[Records excerpted from a collection]

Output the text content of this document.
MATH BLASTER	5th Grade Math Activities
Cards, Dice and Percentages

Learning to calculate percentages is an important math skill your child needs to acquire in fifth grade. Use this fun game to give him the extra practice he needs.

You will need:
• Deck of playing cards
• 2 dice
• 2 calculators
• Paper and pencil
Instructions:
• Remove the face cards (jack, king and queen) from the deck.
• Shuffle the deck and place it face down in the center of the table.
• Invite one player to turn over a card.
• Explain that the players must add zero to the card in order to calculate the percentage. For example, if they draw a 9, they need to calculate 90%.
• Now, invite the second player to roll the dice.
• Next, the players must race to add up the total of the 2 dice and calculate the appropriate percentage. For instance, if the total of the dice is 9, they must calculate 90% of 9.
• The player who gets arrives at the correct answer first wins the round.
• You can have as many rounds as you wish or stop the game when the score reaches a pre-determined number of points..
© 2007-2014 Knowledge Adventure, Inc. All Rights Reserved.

==

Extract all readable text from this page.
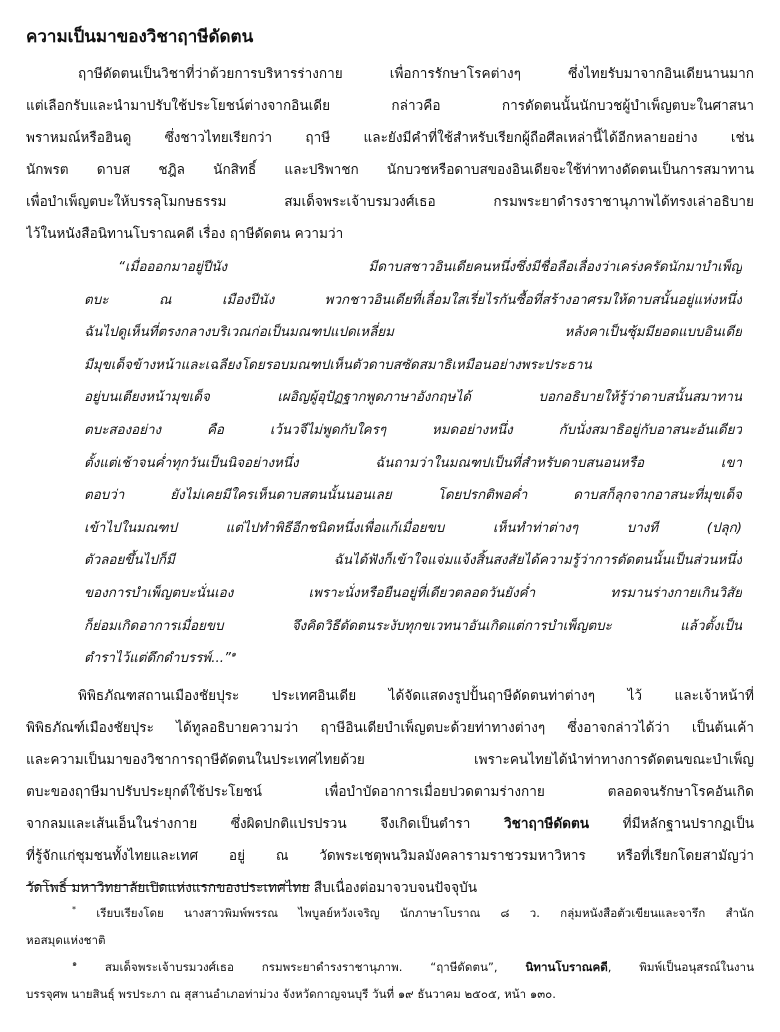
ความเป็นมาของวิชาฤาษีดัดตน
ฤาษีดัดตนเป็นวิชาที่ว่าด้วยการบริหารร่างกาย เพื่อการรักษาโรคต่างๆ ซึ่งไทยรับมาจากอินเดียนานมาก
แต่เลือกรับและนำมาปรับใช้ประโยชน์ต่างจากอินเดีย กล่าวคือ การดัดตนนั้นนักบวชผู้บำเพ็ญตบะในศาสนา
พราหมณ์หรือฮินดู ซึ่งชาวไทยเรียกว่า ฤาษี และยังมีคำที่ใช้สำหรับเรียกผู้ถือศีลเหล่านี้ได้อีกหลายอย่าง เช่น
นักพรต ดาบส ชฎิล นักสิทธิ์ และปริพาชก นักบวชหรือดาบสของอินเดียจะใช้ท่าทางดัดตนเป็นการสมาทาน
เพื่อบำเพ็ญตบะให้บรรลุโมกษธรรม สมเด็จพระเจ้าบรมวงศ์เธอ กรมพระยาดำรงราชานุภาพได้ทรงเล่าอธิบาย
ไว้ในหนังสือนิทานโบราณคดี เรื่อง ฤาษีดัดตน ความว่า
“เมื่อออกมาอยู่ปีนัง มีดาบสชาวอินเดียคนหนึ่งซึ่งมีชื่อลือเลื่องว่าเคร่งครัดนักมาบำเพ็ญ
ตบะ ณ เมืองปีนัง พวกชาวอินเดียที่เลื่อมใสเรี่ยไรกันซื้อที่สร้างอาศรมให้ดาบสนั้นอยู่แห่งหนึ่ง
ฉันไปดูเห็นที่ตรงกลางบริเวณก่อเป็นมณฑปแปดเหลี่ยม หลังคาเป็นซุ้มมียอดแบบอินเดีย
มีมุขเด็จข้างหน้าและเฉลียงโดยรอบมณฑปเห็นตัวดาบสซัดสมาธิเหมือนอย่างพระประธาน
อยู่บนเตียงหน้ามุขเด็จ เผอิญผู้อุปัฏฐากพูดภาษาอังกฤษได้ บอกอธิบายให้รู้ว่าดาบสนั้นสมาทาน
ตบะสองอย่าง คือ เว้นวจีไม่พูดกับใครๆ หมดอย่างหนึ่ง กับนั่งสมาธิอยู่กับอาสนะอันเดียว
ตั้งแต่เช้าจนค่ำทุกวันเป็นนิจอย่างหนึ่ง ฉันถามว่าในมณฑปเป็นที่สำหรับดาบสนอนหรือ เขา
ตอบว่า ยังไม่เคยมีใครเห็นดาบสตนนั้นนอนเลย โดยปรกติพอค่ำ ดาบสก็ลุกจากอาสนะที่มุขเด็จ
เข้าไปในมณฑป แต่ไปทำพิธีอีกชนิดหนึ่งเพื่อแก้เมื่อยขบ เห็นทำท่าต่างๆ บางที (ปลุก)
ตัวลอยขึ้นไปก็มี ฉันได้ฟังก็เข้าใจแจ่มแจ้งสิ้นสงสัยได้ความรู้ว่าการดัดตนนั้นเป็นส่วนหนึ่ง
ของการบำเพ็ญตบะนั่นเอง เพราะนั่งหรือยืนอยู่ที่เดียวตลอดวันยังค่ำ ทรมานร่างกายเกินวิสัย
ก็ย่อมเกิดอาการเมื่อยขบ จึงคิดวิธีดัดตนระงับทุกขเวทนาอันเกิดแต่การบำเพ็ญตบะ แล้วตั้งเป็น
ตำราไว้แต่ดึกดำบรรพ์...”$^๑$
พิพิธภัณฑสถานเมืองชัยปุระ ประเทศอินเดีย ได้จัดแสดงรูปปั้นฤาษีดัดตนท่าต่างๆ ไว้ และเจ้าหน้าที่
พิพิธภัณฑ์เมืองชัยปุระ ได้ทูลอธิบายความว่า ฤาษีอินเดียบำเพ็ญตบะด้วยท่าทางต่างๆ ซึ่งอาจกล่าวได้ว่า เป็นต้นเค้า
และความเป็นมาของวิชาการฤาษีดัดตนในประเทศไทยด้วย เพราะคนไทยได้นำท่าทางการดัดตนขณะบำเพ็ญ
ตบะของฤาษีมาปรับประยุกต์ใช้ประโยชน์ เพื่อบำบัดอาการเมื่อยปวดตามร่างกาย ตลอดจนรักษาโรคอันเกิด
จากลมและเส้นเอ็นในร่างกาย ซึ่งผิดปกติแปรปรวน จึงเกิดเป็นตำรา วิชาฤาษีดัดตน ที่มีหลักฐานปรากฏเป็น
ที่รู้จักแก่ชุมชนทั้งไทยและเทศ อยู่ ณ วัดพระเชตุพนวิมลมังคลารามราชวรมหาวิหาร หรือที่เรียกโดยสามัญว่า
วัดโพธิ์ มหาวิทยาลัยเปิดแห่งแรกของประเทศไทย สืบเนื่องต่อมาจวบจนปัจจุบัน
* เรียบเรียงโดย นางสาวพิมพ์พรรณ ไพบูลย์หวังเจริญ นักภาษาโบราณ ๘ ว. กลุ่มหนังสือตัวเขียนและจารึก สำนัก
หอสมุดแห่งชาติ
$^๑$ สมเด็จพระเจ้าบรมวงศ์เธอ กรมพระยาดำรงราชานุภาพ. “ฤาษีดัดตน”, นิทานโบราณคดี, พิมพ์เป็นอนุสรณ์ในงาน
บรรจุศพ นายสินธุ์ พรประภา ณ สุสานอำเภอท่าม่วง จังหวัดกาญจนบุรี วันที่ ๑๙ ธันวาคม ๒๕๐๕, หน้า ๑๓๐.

**YOUR OBJECTIVE**:
Isolate each line of the listing above that includes "game". Copy it.

**EXERCISE RESULT**:
Learning to calculate percentages is an important math skill your child needs to acquire in fifth grade. Use this fun game to give him the extra practice he needs.
• You can have as many rounds as you wish or stop the game when the score reaches a pre-determined number of points..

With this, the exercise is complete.